Work task
Below are records; print only the lines from the line containing "Convert this document image to plain text." to the end, both included, reproduced exactly and without the pictures.

Source records
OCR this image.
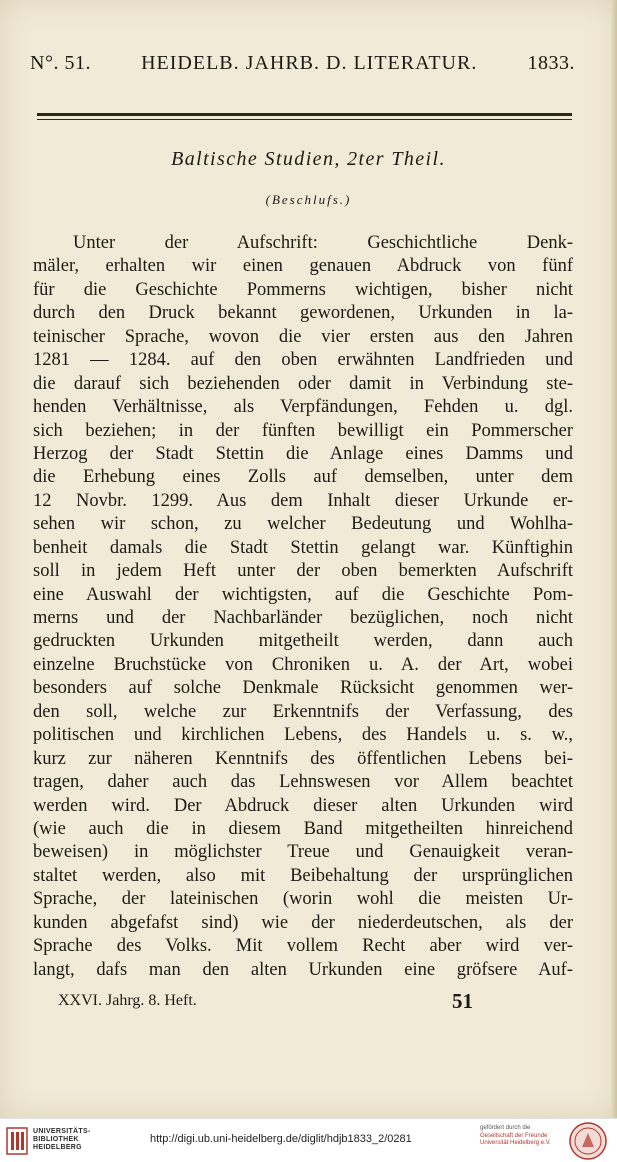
N°. 51.	HEIDELB. JAHRB. D. LITERATUR.	1833.
Baltische Studien, 2ter Theil.
(Beschlufs.)
Unter der Aufschrift: Geschichtliche Denk-
mäler, erhalten wir einen genauen Abdruck von fünf
für die Geschichte Pommerns wichtigen, bisher nicht
durch den Druck bekannt gewordenen, Urkunden in la-
teinischer Sprache, wovon die vier ersten aus den Jahren
1281 — 1284. auf den oben erwähnten Landfrieden und
die darauf sich beziehenden oder damit in Verbindung ste-
henden Verhältnisse, als Verpfändungen, Fehden u. dgl.
sich beziehen; in der fünften bewilligt ein Pommerscher
Herzog der Stadt Stettin die Anlage eines Damms und
die Erhebung eines Zolls auf demselben, unter dem
12 Novbr. 1299. Aus dem Inhalt dieser Urkunde er-
sehen wir schon, zu welcher Bedeutung und Wohlha-
benheit damals die Stadt Stettin gelangt war. Künftighin
soll in jedem Heft unter der oben bemerkten Aufschrift
eine Auswahl der wichtigsten, auf die Geschichte Pom-
merns und der Nachbarländer bezüglichen, noch nicht
gedruckten Urkunden mitgetheilt werden, dann auch
einzelne Bruchstücke von Chroniken u. A. der Art, wobei
besonders auf solche Denkmale Rücksicht genommen wer-
den soll, welche zur Erkenntnifs der Verfassung, des
politischen und kirchlichen Lebens, des Handels u. s. w.,
kurz zur näheren Kenntnifs des öffentlichen Lebens bei-
tragen, daher auch das Lehnswesen vor Allem beachtet
werden wird. Der Abdruck dieser alten Urkunden wird
(wie auch die in diesem Band mitgetheilten hinreichend
beweisen) in möglichster Treue und Genauigkeit veran-
staltet werden, also mit Beibehaltung der ursprünglichen
Sprache, der lateinischen (worin wohl die meisten Ur-
kunden abgefafst sind) wie der niederdeutschen, als der
Sprache des Volks. Mit vollem Recht aber wird ver-
langt, dafs man den alten Urkunden eine gröfsere Auf-
XXVI. Jahrg. 8. Heft.	51
UNIVERSITÄTS-
BIBLIOTHEK
HEIDELBERG
http://digi.ub.uni-heidelberg.de/diglit/hdjb1833_2/0281
gefördert durch die
Gesellschaft der Freunde
Universität Heidelberg e.V.
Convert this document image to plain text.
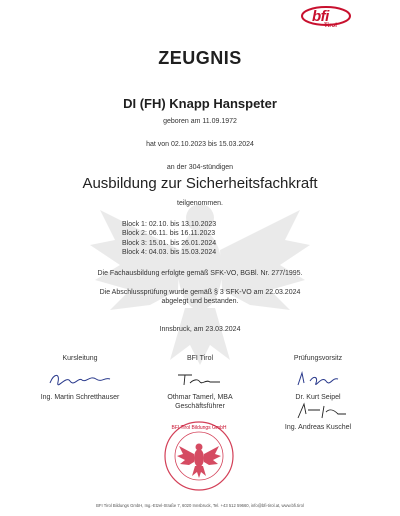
bfi
Tirol
ZEUGNIS
DI (FH) Knapp Hanspeter
geboren am 11.09.1972
hat von 02.10.2023 bis 15.03.2024
an der 304-stündigen
Ausbildung zur Sicherheitsfachkraft
teilgenommen.
Block 1: 02.10. bis 13.10.2023
Block 2: 06.11. bis 16.11.2023
Block 3: 15.01. bis 26.01.2024
Block 4: 04.03. bis 15.03.2024
Die Fachausbildung erfolgte gemäß SFK-VO, BGBl. Nr. 277/1995.
Die Abschlussprüfung wurde gemäß § 3 SFK-VO am 22.03.2024
abgelegt und bestanden.
Innsbruck, am 23.03.2024
Kursleitung
Ing. Martin Schretthauser
BFI Tirol
Othmar Tamerl, MBA
Geschäftsführer
Prüfungsvorsitz
Dr. Kurt Seipel
Ing. Andreas Kuschel
BFI Tirol Bildungs GmbH
BFI Tirol Bildungs GmbH, Ing.-Etzel-Straße 7, 6020 Innsbruck, Tel. +43 512 59660, info@bfi-tirol.at, www.bfi.tirol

Solution to the exercise
Convert this document image to plain text.
bfi
Tirol
ZEUGNIS
DI (FH) Knapp Hanspeter
geboren am 11.09.1972
hat von 02.10.2023 bis 15.03.2024
an der 304-stündigen
Ausbildung zur Sicherheitsfachkraft
teilgenommen.
Block 1: 02.10. bis 13.10.2023
Block 2: 06.11. bis 16.11.2023
Block 3: 15.01. bis 26.01.2024
Block 4: 04.03. bis 15.03.2024
Die Fachausbildung erfolgte gemäß SFK-VO, BGBl. Nr. 277/1995.
Die Abschlussprüfung wurde gemäß § 3 SFK-VO am 22.03.2024
abgelegt und bestanden.
Innsbruck, am 23.03.2024
Kursleitung
Ing. Martin Schretthauser
BFI Tirol
Othmar Tamerl, MBA
Geschäftsführer
Prüfungsvorsitz
Dr. Kurt Seipel
Ing. Andreas Kuschel
BFI Tirol Bildungs GmbH
BFI Tirol Bildungs GmbH, Ing.-Etzel-Straße 7, 6020 Innsbruck, Tel. +43 512 59660, info@bfi-tirol.at, www.bfi.tirol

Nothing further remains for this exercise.